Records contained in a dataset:
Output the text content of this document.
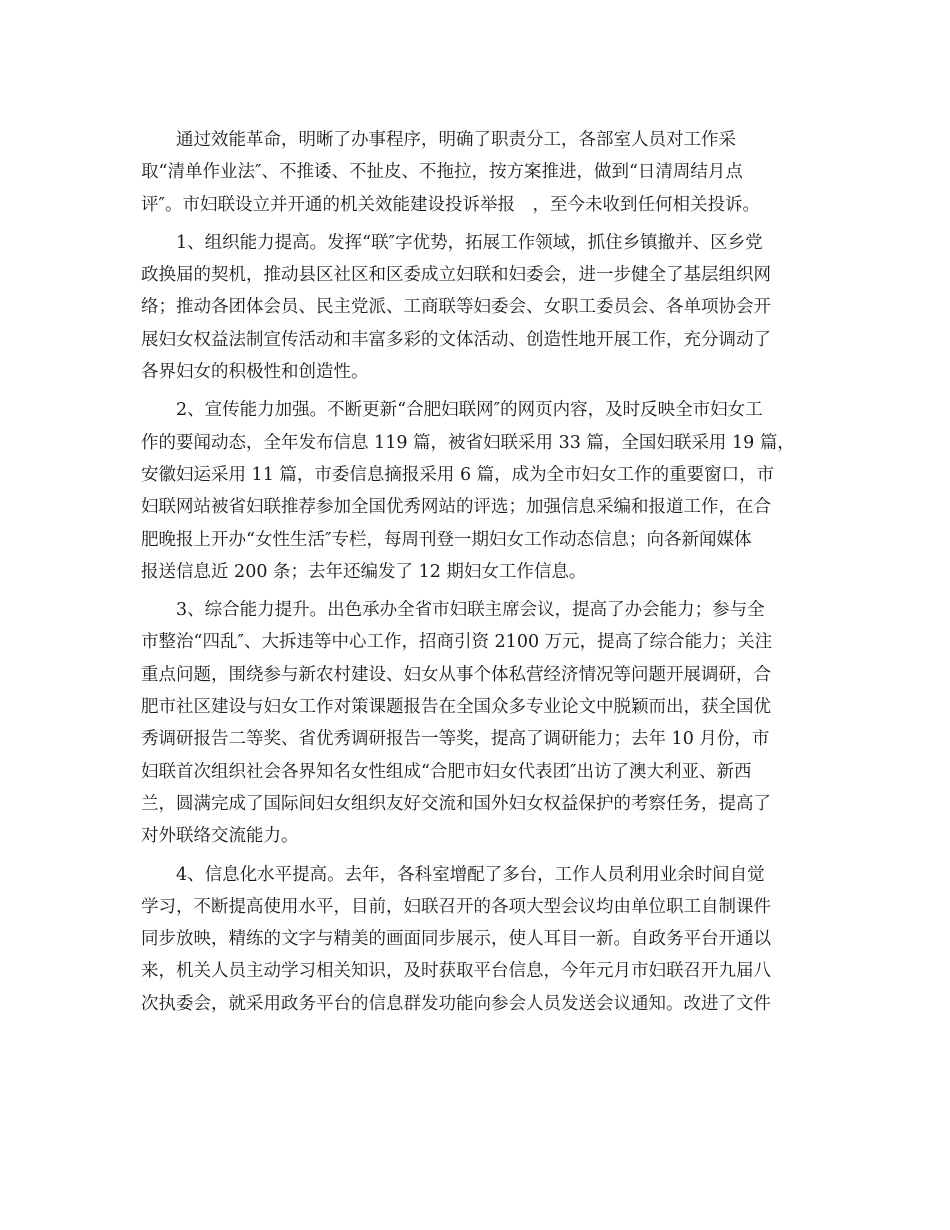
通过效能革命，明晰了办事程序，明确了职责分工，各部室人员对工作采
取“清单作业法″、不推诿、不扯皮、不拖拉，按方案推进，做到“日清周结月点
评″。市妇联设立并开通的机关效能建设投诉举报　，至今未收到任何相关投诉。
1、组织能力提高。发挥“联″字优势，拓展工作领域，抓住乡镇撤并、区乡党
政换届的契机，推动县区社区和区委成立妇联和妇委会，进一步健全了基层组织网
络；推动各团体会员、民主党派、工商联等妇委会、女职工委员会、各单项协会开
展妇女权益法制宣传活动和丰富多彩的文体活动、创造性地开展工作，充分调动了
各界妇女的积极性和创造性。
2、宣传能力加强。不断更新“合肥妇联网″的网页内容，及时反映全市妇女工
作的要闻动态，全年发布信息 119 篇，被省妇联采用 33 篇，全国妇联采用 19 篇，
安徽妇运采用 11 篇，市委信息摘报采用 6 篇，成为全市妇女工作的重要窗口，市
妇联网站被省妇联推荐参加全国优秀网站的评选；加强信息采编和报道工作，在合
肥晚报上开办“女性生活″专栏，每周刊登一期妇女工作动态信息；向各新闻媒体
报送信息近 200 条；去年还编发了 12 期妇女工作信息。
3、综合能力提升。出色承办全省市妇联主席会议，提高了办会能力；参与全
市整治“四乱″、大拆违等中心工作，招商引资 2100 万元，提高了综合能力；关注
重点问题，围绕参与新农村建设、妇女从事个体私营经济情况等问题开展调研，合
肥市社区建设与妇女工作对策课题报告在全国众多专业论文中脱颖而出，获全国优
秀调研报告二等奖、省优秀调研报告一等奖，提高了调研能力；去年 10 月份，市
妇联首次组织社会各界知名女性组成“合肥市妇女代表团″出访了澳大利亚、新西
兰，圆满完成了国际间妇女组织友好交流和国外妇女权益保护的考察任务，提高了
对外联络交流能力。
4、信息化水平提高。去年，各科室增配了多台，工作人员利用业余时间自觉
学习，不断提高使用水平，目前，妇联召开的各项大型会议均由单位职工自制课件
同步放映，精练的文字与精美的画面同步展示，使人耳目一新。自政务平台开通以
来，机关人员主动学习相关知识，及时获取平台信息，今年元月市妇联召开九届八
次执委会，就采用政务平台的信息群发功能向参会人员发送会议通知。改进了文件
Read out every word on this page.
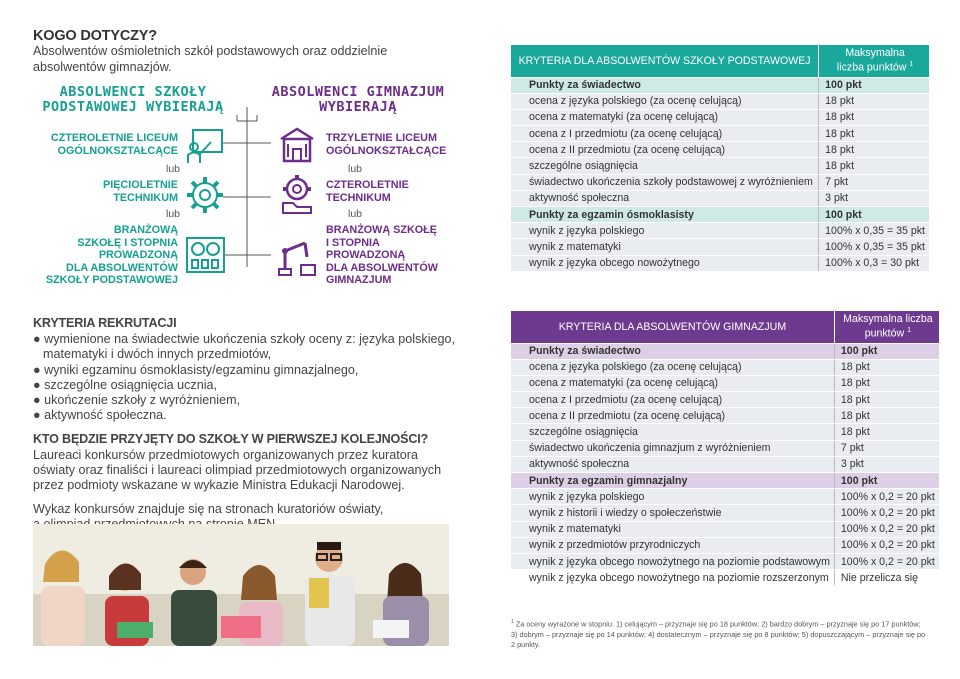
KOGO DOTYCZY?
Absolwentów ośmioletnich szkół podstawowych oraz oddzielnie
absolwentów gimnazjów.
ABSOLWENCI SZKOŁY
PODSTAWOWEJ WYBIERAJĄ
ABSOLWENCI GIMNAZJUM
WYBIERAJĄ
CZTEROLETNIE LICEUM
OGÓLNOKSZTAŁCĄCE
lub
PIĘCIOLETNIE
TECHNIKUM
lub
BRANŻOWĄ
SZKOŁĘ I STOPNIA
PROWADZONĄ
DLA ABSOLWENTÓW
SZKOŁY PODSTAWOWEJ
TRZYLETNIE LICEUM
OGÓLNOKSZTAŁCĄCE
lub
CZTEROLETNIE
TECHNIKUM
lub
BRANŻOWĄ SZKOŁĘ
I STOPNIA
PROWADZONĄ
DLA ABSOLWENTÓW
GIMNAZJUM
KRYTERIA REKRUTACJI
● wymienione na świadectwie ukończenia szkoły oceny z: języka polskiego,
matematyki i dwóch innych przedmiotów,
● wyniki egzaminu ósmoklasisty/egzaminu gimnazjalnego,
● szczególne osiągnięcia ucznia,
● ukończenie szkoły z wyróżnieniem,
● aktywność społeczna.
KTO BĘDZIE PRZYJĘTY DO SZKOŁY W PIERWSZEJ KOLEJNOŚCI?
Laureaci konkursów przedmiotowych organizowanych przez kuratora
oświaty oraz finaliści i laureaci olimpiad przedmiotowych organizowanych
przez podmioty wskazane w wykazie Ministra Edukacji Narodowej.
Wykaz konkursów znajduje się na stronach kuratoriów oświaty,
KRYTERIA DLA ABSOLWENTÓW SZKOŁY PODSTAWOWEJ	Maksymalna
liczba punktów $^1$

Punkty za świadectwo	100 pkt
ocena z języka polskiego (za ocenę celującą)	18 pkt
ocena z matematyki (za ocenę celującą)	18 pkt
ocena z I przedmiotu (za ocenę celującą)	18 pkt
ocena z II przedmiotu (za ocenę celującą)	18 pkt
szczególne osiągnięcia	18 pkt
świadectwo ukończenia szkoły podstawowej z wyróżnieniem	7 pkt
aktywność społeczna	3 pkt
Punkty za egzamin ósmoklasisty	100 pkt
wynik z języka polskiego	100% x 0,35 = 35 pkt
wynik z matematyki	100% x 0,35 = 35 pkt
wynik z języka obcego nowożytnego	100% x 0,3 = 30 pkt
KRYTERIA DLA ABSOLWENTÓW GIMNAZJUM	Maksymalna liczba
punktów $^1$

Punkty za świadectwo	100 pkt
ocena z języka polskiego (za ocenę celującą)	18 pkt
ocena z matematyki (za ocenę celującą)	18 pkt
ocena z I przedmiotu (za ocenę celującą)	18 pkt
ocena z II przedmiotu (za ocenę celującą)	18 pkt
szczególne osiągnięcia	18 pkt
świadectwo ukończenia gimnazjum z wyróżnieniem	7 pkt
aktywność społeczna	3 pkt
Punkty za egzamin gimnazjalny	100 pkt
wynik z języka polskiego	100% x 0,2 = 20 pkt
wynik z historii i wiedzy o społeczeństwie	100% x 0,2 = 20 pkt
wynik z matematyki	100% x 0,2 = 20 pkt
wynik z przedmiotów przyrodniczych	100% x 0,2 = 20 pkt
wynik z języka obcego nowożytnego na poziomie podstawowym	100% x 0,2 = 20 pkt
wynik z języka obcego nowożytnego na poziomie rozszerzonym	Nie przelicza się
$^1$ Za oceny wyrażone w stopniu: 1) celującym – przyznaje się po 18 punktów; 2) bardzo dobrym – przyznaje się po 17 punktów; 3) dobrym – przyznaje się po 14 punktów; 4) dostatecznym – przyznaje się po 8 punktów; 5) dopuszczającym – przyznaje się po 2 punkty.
--
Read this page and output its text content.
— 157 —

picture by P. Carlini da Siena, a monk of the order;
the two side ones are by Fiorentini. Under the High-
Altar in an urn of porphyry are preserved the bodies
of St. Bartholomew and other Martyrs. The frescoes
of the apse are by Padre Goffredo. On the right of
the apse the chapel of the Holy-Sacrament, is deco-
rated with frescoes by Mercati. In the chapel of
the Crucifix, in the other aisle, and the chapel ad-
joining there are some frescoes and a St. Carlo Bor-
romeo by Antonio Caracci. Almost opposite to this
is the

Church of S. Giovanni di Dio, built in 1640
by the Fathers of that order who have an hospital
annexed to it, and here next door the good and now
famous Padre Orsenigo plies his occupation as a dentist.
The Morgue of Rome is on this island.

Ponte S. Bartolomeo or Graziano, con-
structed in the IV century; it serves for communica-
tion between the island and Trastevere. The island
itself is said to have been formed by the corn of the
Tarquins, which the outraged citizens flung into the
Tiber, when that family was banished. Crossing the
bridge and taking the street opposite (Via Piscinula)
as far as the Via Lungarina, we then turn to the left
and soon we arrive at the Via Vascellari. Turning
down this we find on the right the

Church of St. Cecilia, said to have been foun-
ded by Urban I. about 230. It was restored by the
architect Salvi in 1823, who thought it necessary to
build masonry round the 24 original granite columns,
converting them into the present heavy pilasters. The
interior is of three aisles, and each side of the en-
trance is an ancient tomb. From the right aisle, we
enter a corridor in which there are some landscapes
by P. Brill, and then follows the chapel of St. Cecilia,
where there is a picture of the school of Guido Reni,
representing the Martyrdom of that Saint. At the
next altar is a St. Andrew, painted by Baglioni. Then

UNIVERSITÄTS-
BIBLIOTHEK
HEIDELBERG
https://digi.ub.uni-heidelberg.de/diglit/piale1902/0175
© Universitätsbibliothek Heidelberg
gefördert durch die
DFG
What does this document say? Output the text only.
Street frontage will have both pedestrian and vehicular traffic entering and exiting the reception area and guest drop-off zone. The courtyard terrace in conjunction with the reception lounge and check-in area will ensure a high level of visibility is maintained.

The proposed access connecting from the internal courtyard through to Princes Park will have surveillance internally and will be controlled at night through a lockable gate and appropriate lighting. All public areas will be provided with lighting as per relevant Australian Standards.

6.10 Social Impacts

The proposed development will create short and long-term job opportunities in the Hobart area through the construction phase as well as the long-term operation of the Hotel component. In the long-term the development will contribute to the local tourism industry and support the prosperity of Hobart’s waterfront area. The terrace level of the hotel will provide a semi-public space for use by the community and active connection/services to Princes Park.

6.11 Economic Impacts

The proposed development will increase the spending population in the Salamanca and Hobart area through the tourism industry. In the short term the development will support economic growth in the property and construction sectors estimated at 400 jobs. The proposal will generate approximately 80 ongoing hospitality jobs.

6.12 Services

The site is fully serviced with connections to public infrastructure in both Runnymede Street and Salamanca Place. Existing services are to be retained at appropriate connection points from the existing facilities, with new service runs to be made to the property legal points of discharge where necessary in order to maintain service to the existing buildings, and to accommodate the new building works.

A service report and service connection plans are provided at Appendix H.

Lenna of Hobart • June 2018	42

■ **Exercise task**
Using the records above, copy every line that has the word "this" in it.

■ **Solution to the problem**
Output the text content of this document.
Read out every word on this page.
Read this page and output its text content.
romeo by Antonio Caracci. Almost opposite to this
The Morgue of Rome is on this island.
down this we find on the right the
What does this document say? Output the text only.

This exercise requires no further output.